## Data to use
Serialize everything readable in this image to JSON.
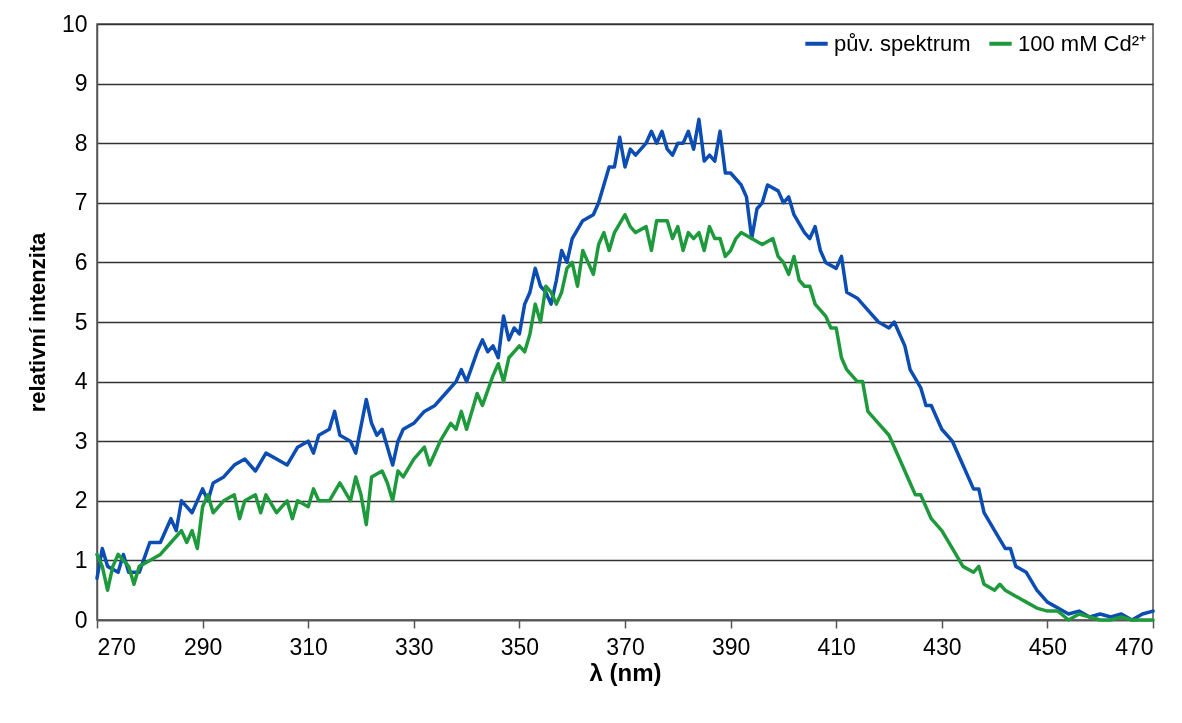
{
  "chart_data": {
    "type": "line",
    "xlabel": "λ (nm)",
    "ylabel": "relativní intenzita",
    "xlim": [
      270,
      470
    ],
    "xticks": [
      270,
      290,
      310,
      330,
      350,
      370,
      390,
      410,
      430,
      450,
      470
    ],
    "ylim": [
      0,
      10
    ],
    "yticks": [
      0,
      1,
      2,
      3,
      4,
      5,
      6,
      7,
      8,
      9,
      10
    ],
    "grid": "y",
    "legend": "top right",
    "line_style": "solid",
    "marker": "none",
    "series": [
      {
        "name": "pův. spektrum",
        "color": "#0b4db3",
        "x": [
          270,
          271,
          272,
          274,
          275,
          276,
          278,
          280,
          282,
          284,
          285,
          286,
          288,
          290,
          291,
          292,
          294,
          296,
          298,
          300,
          302,
          304,
          306,
          308,
          310,
          311,
          312,
          314,
          315,
          316,
          318,
          319,
          321,
          322,
          323,
          324,
          326,
          327,
          328,
          330,
          332,
          334,
          336,
          338,
          339,
          340,
          342,
          343,
          344,
          345,
          346,
          347,
          348,
          349,
          350,
          351,
          352,
          353,
          354,
          355,
          356,
          357,
          358,
          359,
          360,
          362,
          364,
          365,
          367,
          368,
          369,
          370,
          371,
          372,
          374,
          375,
          376,
          377,
          378,
          379,
          380,
          381,
          382,
          383,
          384,
          385,
          386,
          387,
          388,
          389,
          390,
          392,
          393,
          394,
          395,
          396,
          397,
          399,
          400,
          401,
          402,
          404,
          405,
          406,
          407,
          408,
          410,
          411,
          412,
          414,
          416,
          418,
          420,
          421,
          422,
          423,
          424,
          426,
          427,
          428,
          430,
          432,
          434,
          436,
          437,
          438,
          440,
          442,
          443,
          444,
          446,
          448,
          450,
          452,
          454,
          456,
          458,
          460,
          462,
          464,
          466,
          468,
          470
        ],
        "values": [
          0.7,
          1.2,
          0.9,
          0.8,
          1.1,
          0.8,
          0.8,
          1.3,
          1.3,
          1.7,
          1.5,
          2.0,
          1.8,
          2.2,
          2.0,
          2.3,
          2.4,
          2.6,
          2.7,
          2.5,
          2.8,
          2.7,
          2.6,
          2.9,
          3.0,
          2.8,
          3.1,
          3.2,
          3.5,
          3.1,
          3.0,
          2.8,
          3.7,
          3.3,
          3.1,
          3.2,
          2.6,
          3.0,
          3.2,
          3.3,
          3.5,
          3.6,
          3.8,
          4.0,
          4.2,
          4.0,
          4.5,
          4.7,
          4.5,
          4.6,
          4.4,
          5.1,
          4.7,
          4.9,
          4.8,
          5.3,
          5.5,
          5.9,
          5.6,
          5.5,
          5.3,
          5.7,
          6.2,
          6.0,
          6.4,
          6.7,
          6.8,
          7.0,
          7.6,
          7.6,
          8.1,
          7.6,
          7.9,
          7.8,
          8.0,
          8.2,
          8.0,
          8.2,
          7.9,
          7.8,
          8.0,
          8.0,
          8.2,
          7.9,
          8.4,
          7.7,
          7.8,
          7.7,
          8.2,
          7.5,
          7.5,
          7.3,
          7.1,
          6.4,
          6.9,
          7.0,
          7.3,
          7.2,
          7.0,
          7.1,
          6.8,
          6.5,
          6.4,
          6.6,
          6.2,
          6.0,
          5.9,
          6.1,
          5.5,
          5.4,
          5.2,
          5.0,
          4.9,
          5.0,
          4.8,
          4.6,
          4.2,
          3.9,
          3.6,
          3.6,
          3.2,
          3.0,
          2.6,
          2.2,
          2.2,
          1.8,
          1.5,
          1.2,
          1.2,
          0.9,
          0.8,
          0.5,
          0.3,
          0.2,
          0.1,
          0.15,
          0.05,
          0.1,
          0.05,
          0.1,
          0.0,
          0.1,
          0.15
        ]
      },
      {
        "name": "100 mM Cd²⁺",
        "color": "#1e9a3c",
        "x": [
          270,
          271,
          272,
          273,
          274,
          276,
          277,
          278,
          280,
          282,
          284,
          286,
          287,
          288,
          289,
          290,
          291,
          292,
          294,
          296,
          297,
          298,
          300,
          301,
          302,
          304,
          306,
          307,
          308,
          310,
          311,
          312,
          314,
          316,
          318,
          319,
          320,
          321,
          322,
          324,
          325,
          326,
          327,
          328,
          330,
          332,
          333,
          335,
          337,
          338,
          339,
          340,
          342,
          343,
          345,
          346,
          347,
          348,
          350,
          351,
          352,
          353,
          354,
          355,
          356,
          357,
          358,
          359,
          360,
          361,
          362,
          363,
          364,
          365,
          366,
          367,
          368,
          370,
          371,
          372,
          374,
          375,
          376,
          378,
          379,
          380,
          381,
          382,
          383,
          384,
          385,
          386,
          387,
          388,
          389,
          390,
          391,
          392,
          394,
          396,
          398,
          399,
          400,
          401,
          402,
          403,
          404,
          405,
          406,
          408,
          409,
          410,
          411,
          412,
          414,
          415,
          416,
          418,
          420,
          422,
          424,
          425,
          426,
          428,
          430,
          432,
          434,
          436,
          437,
          438,
          440,
          441,
          442,
          444,
          446,
          448,
          450,
          452,
          454,
          456,
          458,
          460,
          462,
          464,
          466,
          468,
          470
        ],
        "values": [
          1.1,
          0.9,
          0.5,
          0.9,
          1.1,
          0.9,
          0.6,
          0.9,
          1.0,
          1.1,
          1.3,
          1.5,
          1.3,
          1.5,
          1.2,
          1.9,
          2.1,
          1.8,
          2.0,
          2.1,
          1.7,
          2.0,
          2.1,
          1.8,
          2.1,
          1.8,
          2.0,
          1.7,
          2.0,
          1.9,
          2.2,
          2.0,
          2.0,
          2.3,
          2.0,
          2.4,
          2.1,
          1.6,
          2.4,
          2.5,
          2.3,
          2.0,
          2.5,
          2.4,
          2.7,
          2.9,
          2.6,
          3.0,
          3.3,
          3.2,
          3.5,
          3.2,
          3.8,
          3.6,
          4.1,
          4.3,
          4.0,
          4.4,
          4.6,
          4.5,
          4.8,
          5.3,
          5.0,
          5.6,
          5.5,
          5.3,
          5.5,
          5.9,
          6.0,
          5.6,
          6.2,
          6.0,
          5.8,
          6.3,
          6.5,
          6.2,
          6.5,
          6.8,
          6.6,
          6.5,
          6.6,
          6.2,
          6.7,
          6.7,
          6.4,
          6.6,
          6.2,
          6.5,
          6.4,
          6.5,
          6.2,
          6.6,
          6.4,
          6.4,
          6.1,
          6.2,
          6.4,
          6.5,
          6.4,
          6.3,
          6.4,
          6.1,
          6.0,
          5.8,
          6.1,
          5.7,
          5.6,
          5.6,
          5.3,
          5.1,
          4.9,
          4.9,
          4.4,
          4.2,
          4.0,
          4.0,
          3.5,
          3.3,
          3.1,
          2.7,
          2.3,
          2.1,
          2.1,
          1.7,
          1.5,
          1.2,
          0.9,
          0.8,
          0.9,
          0.6,
          0.5,
          0.6,
          0.5,
          0.4,
          0.3,
          0.2,
          0.15,
          0.15,
          0.0,
          0.1,
          0.05,
          0.0,
          0.0,
          0.05,
          0.0,
          0.0,
          0.0
        ]
      }
    ]
  }
}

## Goal
None of the pictures should appear; repeat the records exactly otherwise.

## Answer for this exercise
Serialize everything readable in this image to JSON.
{
  "chart_data": {
    "type": "line",
    "xlabel": "λ (nm)",
    "ylabel": "relativní intenzita",
    "xlim": [
      270,
      470
    ],
    "xticks": [
      270,
      290,
      310,
      330,
      350,
      370,
      390,
      410,
      430,
      450,
      470
    ],
    "ylim": [
      0,
      10
    ],
    "yticks": [
      0,
      1,
      2,
      3,
      4,
      5,
      6,
      7,
      8,
      9,
      10
    ],
    "grid": "y",
    "legend": "top right",
    "line_style": "solid",
    "marker": "none",
    "series": [
      {
        "name": "pův. spektrum",
        "color": "#0b4db3",
        "x": [
          270,
          271,
          272,
          274,
          275,
          276,
          278,
          280,
          282,
          284,
          285,
          286,
          288,
          290,
          291,
          292,
          294,
          296,
          298,
          300,
          302,
          304,
          306,
          308,
          310,
          311,
          312,
          314,
          315,
          316,
          318,
          319,
          321,
          322,
          323,
          324,
          326,
          327,
          328,
          330,
          332,
          334,
          336,
          338,
          339,
          340,
          342,
          343,
          344,
          345,
          346,
          347,
          348,
          349,
          350,
          351,
          352,
          353,
          354,
          355,
          356,
          357,
          358,
          359,
          360,
          362,
          364,
          365,
          367,
          368,
          369,
          370,
          371,
          372,
          374,
          375,
          376,
          377,
          378,
          379,
          380,
          381,
          382,
          383,
          384,
          385,
          386,
          387,
          388,
          389,
          390,
          392,
          393,
          394,
          395,
          396,
          397,
          399,
          400,
          401,
          402,
          404,
          405,
          406,
          407,
          408,
          410,
          411,
          412,
          414,
          416,
          418,
          420,
          421,
          422,
          423,
          424,
          426,
          427,
          428,
          430,
          432,
          434,
          436,
          437,
          438,
          440,
          442,
          443,
          444,
          446,
          448,
          450,
          452,
          454,
          456,
          458,
          460,
          462,
          464,
          466,
          468,
          470
        ],
        "values": [
          0.7,
          1.2,
          0.9,
          0.8,
          1.1,
          0.8,
          0.8,
          1.3,
          1.3,
          1.7,
          1.5,
          2.0,
          1.8,
          2.2,
          2.0,
          2.3,
          2.4,
          2.6,
          2.7,
          2.5,
          2.8,
          2.7,
          2.6,
          2.9,
          3.0,
          2.8,
          3.1,
          3.2,
          3.5,
          3.1,
          3.0,
          2.8,
          3.7,
          3.3,
          3.1,
          3.2,
          2.6,
          3.0,
          3.2,
          3.3,
          3.5,
          3.6,
          3.8,
          4.0,
          4.2,
          4.0,
          4.5,
          4.7,
          4.5,
          4.6,
          4.4,
          5.1,
          4.7,
          4.9,
          4.8,
          5.3,
          5.5,
          5.9,
          5.6,
          5.5,
          5.3,
          5.7,
          6.2,
          6.0,
          6.4,
          6.7,
          6.8,
          7.0,
          7.6,
          7.6,
          8.1,
          7.6,
          7.9,
          7.8,
          8.0,
          8.2,
          8.0,
          8.2,
          7.9,
          7.8,
          8.0,
          8.0,
          8.2,
          7.9,
          8.4,
          7.7,
          7.8,
          7.7,
          8.2,
          7.5,
          7.5,
          7.3,
          7.1,
          6.4,
          6.9,
          7.0,
          7.3,
          7.2,
          7.0,
          7.1,
          6.8,
          6.5,
          6.4,
          6.6,
          6.2,
          6.0,
          5.9,
          6.1,
          5.5,
          5.4,
          5.2,
          5.0,
          4.9,
          5.0,
          4.8,
          4.6,
          4.2,
          3.9,
          3.6,
          3.6,
          3.2,
          3.0,
          2.6,
          2.2,
          2.2,
          1.8,
          1.5,
          1.2,
          1.2,
          0.9,
          0.8,
          0.5,
          0.3,
          0.2,
          0.1,
          0.15,
          0.05,
          0.1,
          0.05,
          0.1,
          0.0,
          0.1,
          0.15
        ]
      },
      {
        "name": "100 mM Cd²⁺",
        "color": "#1e9a3c",
        "x": [
          270,
          271,
          272,
          273,
          274,
          276,
          277,
          278,
          280,
          282,
          284,
          286,
          287,
          288,
          289,
          290,
          291,
          292,
          294,
          296,
          297,
          298,
          300,
          301,
          302,
          304,
          306,
          307,
          308,
          310,
          311,
          312,
          314,
          316,
          318,
          319,
          320,
          321,
          322,
          324,
          325,
          326,
          327,
          328,
          330,
          332,
          333,
          335,
          337,
          338,
          339,
          340,
          342,
          343,
          345,
          346,
          347,
          348,
          350,
          351,
          352,
          353,
          354,
          355,
          356,
          357,
          358,
          359,
          360,
          361,
          362,
          363,
          364,
          365,
          366,
          367,
          368,
          370,
          371,
          372,
          374,
          375,
          376,
          378,
          379,
          380,
          381,
          382,
          383,
          384,
          385,
          386,
          387,
          388,
          389,
          390,
          391,
          392,
          394,
          396,
          398,
          399,
          400,
          401,
          402,
          403,
          404,
          405,
          406,
          408,
          409,
          410,
          411,
          412,
          414,
          415,
          416,
          418,
          420,
          422,
          424,
          425,
          426,
          428,
          430,
          432,
          434,
          436,
          437,
          438,
          440,
          441,
          442,
          444,
          446,
          448,
          450,
          452,
          454,
          456,
          458,
          460,
          462,
          464,
          466,
          468,
          470
        ],
        "values": [
          1.1,
          0.9,
          0.5,
          0.9,
          1.1,
          0.9,
          0.6,
          0.9,
          1.0,
          1.1,
          1.3,
          1.5,
          1.3,
          1.5,
          1.2,
          1.9,
          2.1,
          1.8,
          2.0,
          2.1,
          1.7,
          2.0,
          2.1,
          1.8,
          2.1,
          1.8,
          2.0,
          1.7,
          2.0,
          1.9,
          2.2,
          2.0,
          2.0,
          2.3,
          2.0,
          2.4,
          2.1,
          1.6,
          2.4,
          2.5,
          2.3,
          2.0,
          2.5,
          2.4,
          2.7,
          2.9,
          2.6,
          3.0,
          3.3,
          3.2,
          3.5,
          3.2,
          3.8,
          3.6,
          4.1,
          4.3,
          4.0,
          4.4,
          4.6,
          4.5,
          4.8,
          5.3,
          5.0,
          5.6,
          5.5,
          5.3,
          5.5,
          5.9,
          6.0,
          5.6,
          6.2,
          6.0,
          5.8,
          6.3,
          6.5,
          6.2,
          6.5,
          6.8,
          6.6,
          6.5,
          6.6,
          6.2,
          6.7,
          6.7,
          6.4,
          6.6,
          6.2,
          6.5,
          6.4,
          6.5,
          6.2,
          6.6,
          6.4,
          6.4,
          6.1,
          6.2,
          6.4,
          6.5,
          6.4,
          6.3,
          6.4,
          6.1,
          6.0,
          5.8,
          6.1,
          5.7,
          5.6,
          5.6,
          5.3,
          5.1,
          4.9,
          4.9,
          4.4,
          4.2,
          4.0,
          4.0,
          3.5,
          3.3,
          3.1,
          2.7,
          2.3,
          2.1,
          2.1,
          1.7,
          1.5,
          1.2,
          0.9,
          0.8,
          0.9,
          0.6,
          0.5,
          0.6,
          0.5,
          0.4,
          0.3,
          0.2,
          0.15,
          0.15,
          0.0,
          0.1,
          0.05,
          0.0,
          0.0,
          0.05,
          0.0,
          0.0,
          0.0
        ]
      }
    ]
  }
}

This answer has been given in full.